What the task requires:
Give the number of lines that contain the string "торгов", and nothing else.

— BEGIN Given data —

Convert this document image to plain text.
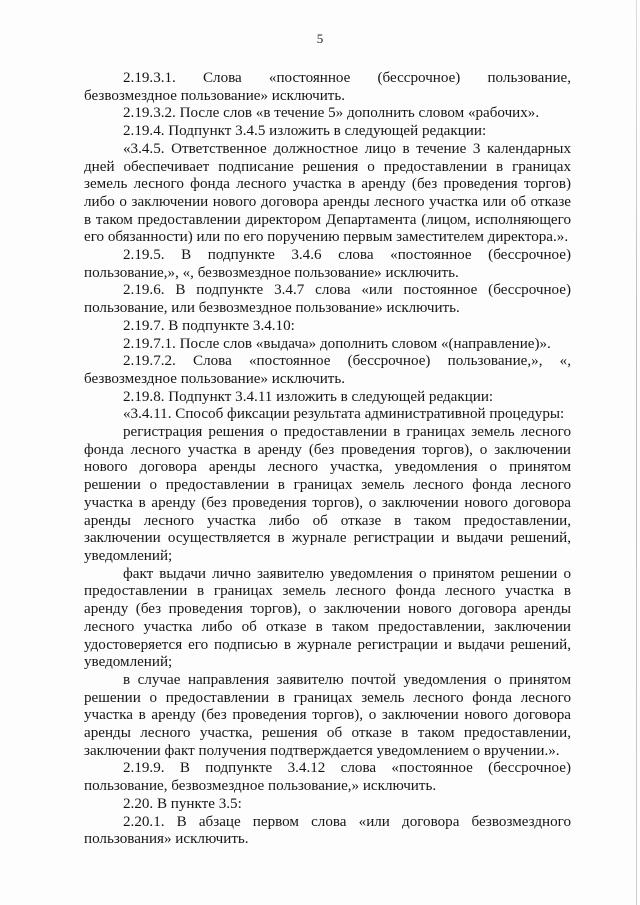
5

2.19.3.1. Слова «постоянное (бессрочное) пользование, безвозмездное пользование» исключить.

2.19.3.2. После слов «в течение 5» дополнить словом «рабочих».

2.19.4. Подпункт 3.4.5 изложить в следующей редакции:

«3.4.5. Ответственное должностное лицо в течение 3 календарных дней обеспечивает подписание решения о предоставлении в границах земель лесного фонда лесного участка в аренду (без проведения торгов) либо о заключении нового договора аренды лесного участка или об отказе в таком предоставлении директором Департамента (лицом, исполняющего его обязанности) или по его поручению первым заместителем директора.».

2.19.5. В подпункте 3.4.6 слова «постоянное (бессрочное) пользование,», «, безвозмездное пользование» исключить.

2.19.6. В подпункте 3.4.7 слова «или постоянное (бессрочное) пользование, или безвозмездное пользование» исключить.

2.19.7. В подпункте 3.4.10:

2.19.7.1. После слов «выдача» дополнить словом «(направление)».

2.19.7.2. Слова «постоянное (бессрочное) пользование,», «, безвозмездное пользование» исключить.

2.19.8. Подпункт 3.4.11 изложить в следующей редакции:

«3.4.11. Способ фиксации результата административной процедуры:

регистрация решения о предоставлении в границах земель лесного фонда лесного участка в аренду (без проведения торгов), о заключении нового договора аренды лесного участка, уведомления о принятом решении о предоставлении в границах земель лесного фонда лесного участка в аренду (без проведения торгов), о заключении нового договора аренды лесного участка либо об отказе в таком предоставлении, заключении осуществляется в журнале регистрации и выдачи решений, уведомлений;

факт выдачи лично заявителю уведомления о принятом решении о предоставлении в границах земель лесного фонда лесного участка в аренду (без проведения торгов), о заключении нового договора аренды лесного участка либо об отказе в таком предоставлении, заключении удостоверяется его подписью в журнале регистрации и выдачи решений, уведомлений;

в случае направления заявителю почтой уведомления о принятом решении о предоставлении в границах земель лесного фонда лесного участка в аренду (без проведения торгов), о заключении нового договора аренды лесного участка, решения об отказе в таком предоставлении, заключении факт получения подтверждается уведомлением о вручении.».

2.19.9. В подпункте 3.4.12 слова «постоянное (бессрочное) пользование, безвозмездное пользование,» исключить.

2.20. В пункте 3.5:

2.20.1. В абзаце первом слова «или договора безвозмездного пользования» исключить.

— END Given data —

Exercise output:
4